##### Data #####

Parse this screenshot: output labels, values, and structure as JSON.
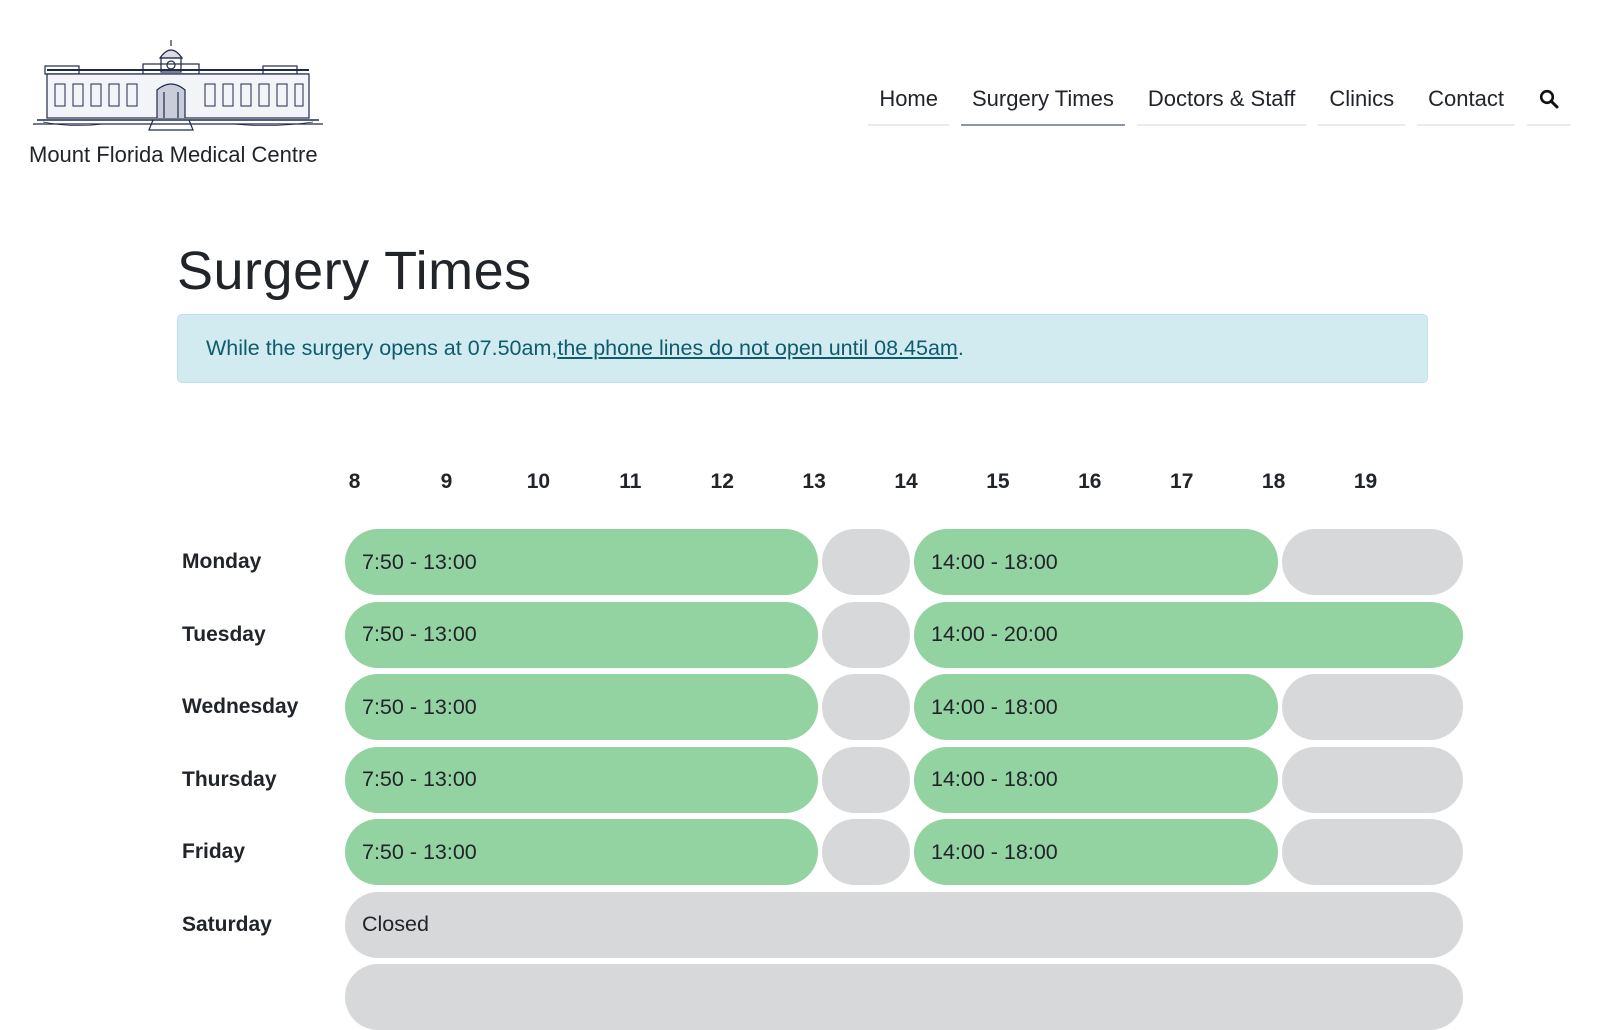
{
  "header": {
    "site_name": "Mount Florida Medical Centre",
    "logo_icon": "building-engraving-icon"
  },
  "nav": {
    "items": [
      {
        "label": "Home",
        "active": false
      },
      {
        "label": "Surgery Times",
        "active": true
      },
      {
        "label": "Doctors & Staff",
        "active": false
      },
      {
        "label": "Clinics",
        "active": false
      },
      {
        "label": "Contact",
        "active": false
      }
    ],
    "search_icon": "search-icon"
  },
  "main": {
    "title": "Surgery Times",
    "alert": {
      "text_before": "While the surgery opens at 07.50am, ",
      "link_text": "the phone lines do not open until 08.45am",
      "text_after": "."
    }
  },
  "timetable": {
    "hours": [
      "8",
      "9",
      "10",
      "11",
      "12",
      "13",
      "14",
      "15",
      "16",
      "17",
      "18",
      "19"
    ],
    "colors": {
      "open": "#93d2a1",
      "closed": "#d6d8da",
      "alert_bg": "#d1ebf0",
      "alert_text": "#0e5c6b"
    },
    "days": [
      {
        "day": "Monday",
        "slots": [
          {
            "start": 7.83,
            "end": 13,
            "label": "7:50 - 13:00",
            "open": true
          },
          {
            "start": 13,
            "end": 14,
            "label": "",
            "open": false
          },
          {
            "start": 14,
            "end": 18,
            "label": "14:00 - 18:00",
            "open": true
          },
          {
            "start": 18,
            "end": 20,
            "label": "",
            "open": false
          }
        ]
      },
      {
        "day": "Tuesday",
        "slots": [
          {
            "start": 7.83,
            "end": 13,
            "label": "7:50 - 13:00",
            "open": true
          },
          {
            "start": 13,
            "end": 14,
            "label": "",
            "open": false
          },
          {
            "start": 14,
            "end": 20,
            "label": "14:00 - 20:00",
            "open": true
          }
        ]
      },
      {
        "day": "Wednesday",
        "slots": [
          {
            "start": 7.83,
            "end": 13,
            "label": "7:50 - 13:00",
            "open": true
          },
          {
            "start": 13,
            "end": 14,
            "label": "",
            "open": false
          },
          {
            "start": 14,
            "end": 18,
            "label": "14:00 - 18:00",
            "open": true
          },
          {
            "start": 18,
            "end": 20,
            "label": "",
            "open": false
          }
        ]
      },
      {
        "day": "Thursday",
        "slots": [
          {
            "start": 7.83,
            "end": 13,
            "label": "7:50 - 13:00",
            "open": true
          },
          {
            "start": 13,
            "end": 14,
            "label": "",
            "open": false
          },
          {
            "start": 14,
            "end": 18,
            "label": "14:00 - 18:00",
            "open": true
          },
          {
            "start": 18,
            "end": 20,
            "label": "",
            "open": false
          }
        ]
      },
      {
        "day": "Friday",
        "slots": [
          {
            "start": 7.83,
            "end": 13,
            "label": "7:50 - 13:00",
            "open": true
          },
          {
            "start": 13,
            "end": 14,
            "label": "",
            "open": false
          },
          {
            "start": 14,
            "end": 18,
            "label": "14:00 - 18:00",
            "open": true
          },
          {
            "start": 18,
            "end": 20,
            "label": "",
            "open": false
          }
        ]
      },
      {
        "day": "Saturday",
        "slots": [
          {
            "start": 7.83,
            "end": 20,
            "label": "Closed",
            "open": false
          }
        ]
      },
      {
        "day": "",
        "slots": [
          {
            "start": 7.83,
            "end": 20,
            "label": "",
            "open": false
          }
        ]
      }
    ]
  }
}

#####

Copy every line of the listing where the word "icon" appears.

    "logo_icon": "building-engraving-icon"
    "search_icon": "search-icon"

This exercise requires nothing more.